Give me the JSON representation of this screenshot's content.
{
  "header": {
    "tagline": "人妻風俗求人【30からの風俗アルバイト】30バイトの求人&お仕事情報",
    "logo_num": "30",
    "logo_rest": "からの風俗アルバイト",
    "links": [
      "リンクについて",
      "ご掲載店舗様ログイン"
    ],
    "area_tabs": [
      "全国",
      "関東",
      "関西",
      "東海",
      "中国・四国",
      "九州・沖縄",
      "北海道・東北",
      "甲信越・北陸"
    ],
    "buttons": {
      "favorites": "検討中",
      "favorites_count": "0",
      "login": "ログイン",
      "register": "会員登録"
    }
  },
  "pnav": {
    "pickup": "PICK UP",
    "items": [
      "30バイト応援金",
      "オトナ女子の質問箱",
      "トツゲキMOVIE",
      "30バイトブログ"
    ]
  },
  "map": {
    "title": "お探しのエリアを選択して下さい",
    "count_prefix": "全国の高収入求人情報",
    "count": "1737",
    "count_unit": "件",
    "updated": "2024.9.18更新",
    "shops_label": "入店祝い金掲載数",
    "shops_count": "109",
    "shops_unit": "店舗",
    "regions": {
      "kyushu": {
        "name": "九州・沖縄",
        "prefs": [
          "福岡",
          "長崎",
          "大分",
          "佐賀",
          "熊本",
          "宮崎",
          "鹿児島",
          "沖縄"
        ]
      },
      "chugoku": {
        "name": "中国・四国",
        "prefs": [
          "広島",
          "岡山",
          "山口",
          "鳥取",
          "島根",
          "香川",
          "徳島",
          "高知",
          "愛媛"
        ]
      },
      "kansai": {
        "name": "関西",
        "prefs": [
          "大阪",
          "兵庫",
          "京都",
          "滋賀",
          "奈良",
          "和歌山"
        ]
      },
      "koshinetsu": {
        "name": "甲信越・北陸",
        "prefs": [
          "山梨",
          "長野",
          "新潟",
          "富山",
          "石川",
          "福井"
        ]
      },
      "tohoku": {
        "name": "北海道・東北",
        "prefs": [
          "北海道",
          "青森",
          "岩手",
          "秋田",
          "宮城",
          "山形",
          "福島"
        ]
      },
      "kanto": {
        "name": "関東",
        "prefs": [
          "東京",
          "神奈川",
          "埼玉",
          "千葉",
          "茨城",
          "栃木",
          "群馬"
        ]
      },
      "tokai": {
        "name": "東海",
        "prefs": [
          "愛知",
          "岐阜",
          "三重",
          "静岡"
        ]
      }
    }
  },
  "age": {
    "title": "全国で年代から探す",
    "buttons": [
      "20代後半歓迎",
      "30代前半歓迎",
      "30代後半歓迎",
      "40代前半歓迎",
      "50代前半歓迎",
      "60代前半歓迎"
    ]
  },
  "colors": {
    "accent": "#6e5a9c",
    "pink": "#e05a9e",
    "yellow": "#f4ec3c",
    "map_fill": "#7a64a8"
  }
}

__________________________________________________

> _Prompt_
Repeat the listing in full, keeping every line exactly as it is.

> _Result_
Give me the JSON representation of this screenshot's content.
{
  "header": {
    "tagline": "人妻風俗求人【30からの風俗アルバイト】30バイトの求人&お仕事情報",
    "logo_num": "30",
    "logo_rest": "からの風俗アルバイト",
    "links": [
      "リンクについて",
      "ご掲載店舗様ログイン"
    ],
    "area_tabs": [
      "全国",
      "関東",
      "関西",
      "東海",
      "中国・四国",
      "九州・沖縄",
      "北海道・東北",
      "甲信越・北陸"
    ],
    "buttons": {
      "favorites": "検討中",
      "favorites_count": "0",
      "login": "ログイン",
      "register": "会員登録"
    }
  },
  "pnav": {
    "pickup": "PICK UP",
    "items": [
      "30バイト応援金",
      "オトナ女子の質問箱",
      "トツゲキMOVIE",
      "30バイトブログ"
    ]
  },
  "map": {
    "title": "お探しのエリアを選択して下さい",
    "count_prefix": "全国の高収入求人情報",
    "count": "1737",
    "count_unit": "件",
    "updated": "2024.9.18更新",
    "shops_label": "入店祝い金掲載数",
    "shops_count": "109",
    "shops_unit": "店舗",
    "regions": {
      "kyushu": {
        "name": "九州・沖縄",
        "prefs": [
          "福岡",
          "長崎",
          "大分",
          "佐賀",
          "熊本",
          "宮崎",
          "鹿児島",
          "沖縄"
        ]
      },
      "chugoku": {
        "name": "中国・四国",
        "prefs": [
          "広島",
          "岡山",
          "山口",
          "鳥取",
          "島根",
          "香川",
          "徳島",
          "高知",
          "愛媛"
        ]
      },
      "kansai": {
        "name": "関西",
        "prefs": [
          "大阪",
          "兵庫",
          "京都",
          "滋賀",
          "奈良",
          "和歌山"
        ]
      },
      "koshinetsu": {
        "name": "甲信越・北陸",
        "prefs": [
          "山梨",
          "長野",
          "新潟",
          "富山",
          "石川",
          "福井"
        ]
      },
      "tohoku": {
        "name": "北海道・東北",
        "prefs": [
          "北海道",
          "青森",
          "岩手",
          "秋田",
          "宮城",
          "山形",
          "福島"
        ]
      },
      "kanto": {
        "name": "関東",
        "prefs": [
          "東京",
          "神奈川",
          "埼玉",
          "千葉",
          "茨城",
          "栃木",
          "群馬"
        ]
      },
      "tokai": {
        "name": "東海",
        "prefs": [
          "愛知",
          "岐阜",
          "三重",
          "静岡"
        ]
      }
    }
  },
  "age": {
    "title": "全国で年代から探す",
    "buttons": [
      "20代後半歓迎",
      "30代前半歓迎",
      "30代後半歓迎",
      "40代前半歓迎",
      "50代前半歓迎",
      "60代前半歓迎"
    ]
  },
  "colors": {
    "accent": "#6e5a9c",
    "pink": "#e05a9e",
    "yellow": "#f4ec3c",
    "map_fill": "#7a64a8"
  }
}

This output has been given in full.